Extracted material:
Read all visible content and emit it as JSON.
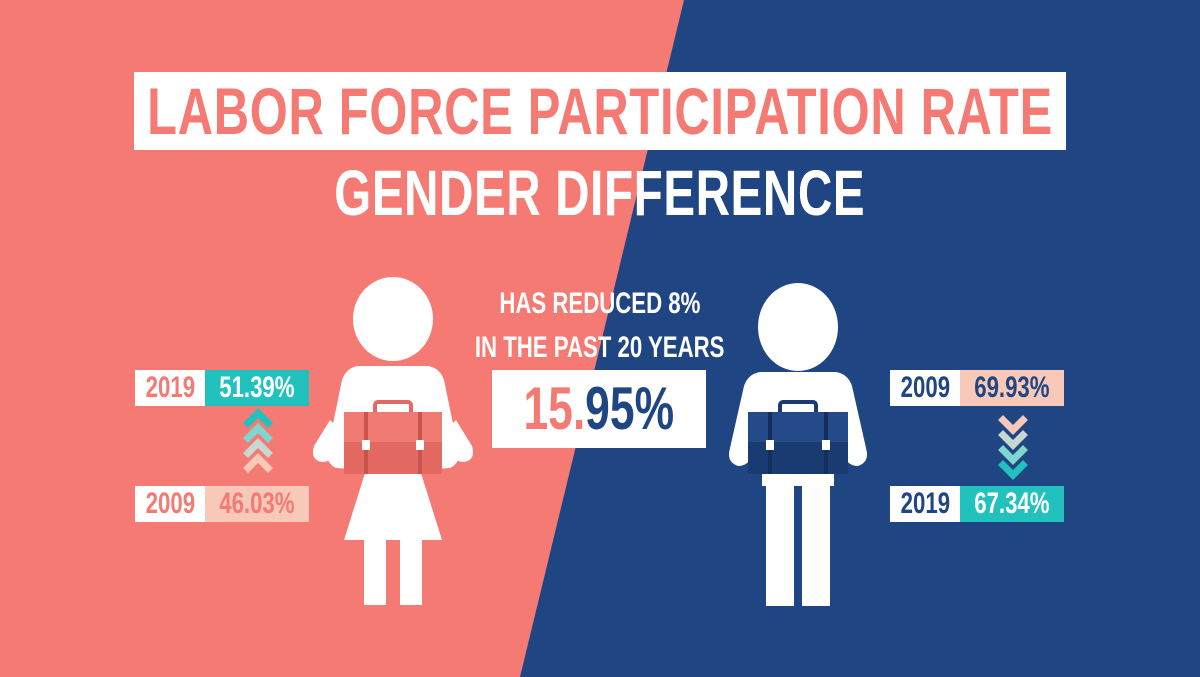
{
  "title": "LABOR FORCE PARTICIPATION RATE",
  "subtitle": "GENDER DIFFERENCE",
  "note_line1": "HAS REDUCED 8%",
  "note_line2": "IN THE PAST 20 YEARS",
  "difference_value": "15.95%",
  "women": {
    "top": {
      "year": "2019",
      "rate": "51.39%"
    },
    "bottom": {
      "year": "2009",
      "rate": "46.03%"
    },
    "trend": "increase"
  },
  "men": {
    "top": {
      "year": "2009",
      "rate": "69.93%"
    },
    "bottom": {
      "year": "2019",
      "rate": "67.34%"
    },
    "trend": "decrease"
  },
  "colors": {
    "coral": "#f47a73",
    "navy": "#1f4583",
    "teal": "#21c1bd",
    "peach": "#f8c8b8",
    "white": "#ffffff"
  },
  "icons": {
    "woman": "woman-with-briefcase-icon",
    "man": "man-with-briefcase-icon",
    "up_arrows": "chevron-up-icon",
    "down_arrows": "chevron-down-icon"
  }
}
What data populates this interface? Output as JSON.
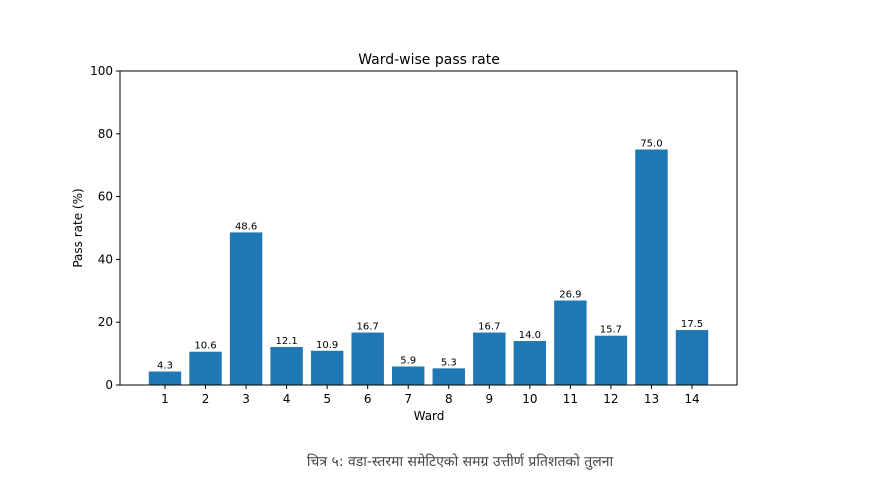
{
  "caption": "चित्र ५: वडा-स्तरमा समेटिएको समग्र उत्तीर्ण प्रतिशतको तुलना",
  "chart_data": {
    "type": "bar",
    "title": "Ward-wise pass rate",
    "xlabel": "Ward",
    "ylabel": "Pass rate (%)",
    "categories": [
      "1",
      "2",
      "3",
      "4",
      "5",
      "6",
      "7",
      "8",
      "9",
      "10",
      "11",
      "12",
      "13",
      "14"
    ],
    "values": [
      4.3,
      10.6,
      48.6,
      12.1,
      10.9,
      16.7,
      5.9,
      5.3,
      16.7,
      14.0,
      26.9,
      15.7,
      75.0,
      17.5
    ],
    "data_labels": [
      "4.3",
      "10.6",
      "48.6",
      "12.1",
      "10.9",
      "16.7",
      "5.9",
      "5.3",
      "16.7",
      "14.0",
      "26.9",
      "15.7",
      "75.0",
      "17.5"
    ],
    "ylim": [
      0,
      100
    ],
    "yticks": [
      "0",
      "20",
      "40",
      "60",
      "80",
      "100"
    ],
    "bar_color": "#1f77b4",
    "grid": false,
    "legend": "none"
  }
}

Exercise requirements: Without including any pictures, output all the entries above exactly.

Task solution:
Read all visible content and emit it as JSON.
{
  "title": "LABOR FORCE PARTICIPATION RATE",
  "subtitle": "GENDER DIFFERENCE",
  "note_line1": "HAS REDUCED 8%",
  "note_line2": "IN THE PAST 20 YEARS",
  "difference_value": "15.95%",
  "women": {
    "top": {
      "year": "2019",
      "rate": "51.39%"
    },
    "bottom": {
      "year": "2009",
      "rate": "46.03%"
    },
    "trend": "increase"
  },
  "men": {
    "top": {
      "year": "2009",
      "rate": "69.93%"
    },
    "bottom": {
      "year": "2019",
      "rate": "67.34%"
    },
    "trend": "decrease"
  },
  "colors": {
    "coral": "#f47a73",
    "navy": "#1f4583",
    "teal": "#21c1bd",
    "peach": "#f8c8b8",
    "white": "#ffffff"
  },
  "icons": {
    "woman": "woman-with-briefcase-icon",
    "man": "man-with-briefcase-icon",
    "up_arrows": "chevron-up-icon",
    "down_arrows": "chevron-down-icon"
  }
}
What data populates this interface? Output as JSON.
{
  "caption": "चित्र ५: वडा-स्तरमा समेटिएको समग्र उत्तीर्ण प्रतिशतको तुलना",
  "chart_data": {
    "type": "bar",
    "title": "Ward-wise pass rate",
    "xlabel": "Ward",
    "ylabel": "Pass rate (%)",
    "categories": [
      "1",
      "2",
      "3",
      "4",
      "5",
      "6",
      "7",
      "8",
      "9",
      "10",
      "11",
      "12",
      "13",
      "14"
    ],
    "values": [
      4.3,
      10.6,
      48.6,
      12.1,
      10.9,
      16.7,
      5.9,
      5.3,
      16.7,
      14.0,
      26.9,
      15.7,
      75.0,
      17.5
    ],
    "data_labels": [
      "4.3",
      "10.6",
      "48.6",
      "12.1",
      "10.9",
      "16.7",
      "5.9",
      "5.3",
      "16.7",
      "14.0",
      "26.9",
      "15.7",
      "75.0",
      "17.5"
    ],
    "ylim": [
      0,
      100
    ],
    "yticks": [
      "0",
      "20",
      "40",
      "60",
      "80",
      "100"
    ],
    "bar_color": "#1f77b4",
    "grid": false,
    "legend": "none"
  }
}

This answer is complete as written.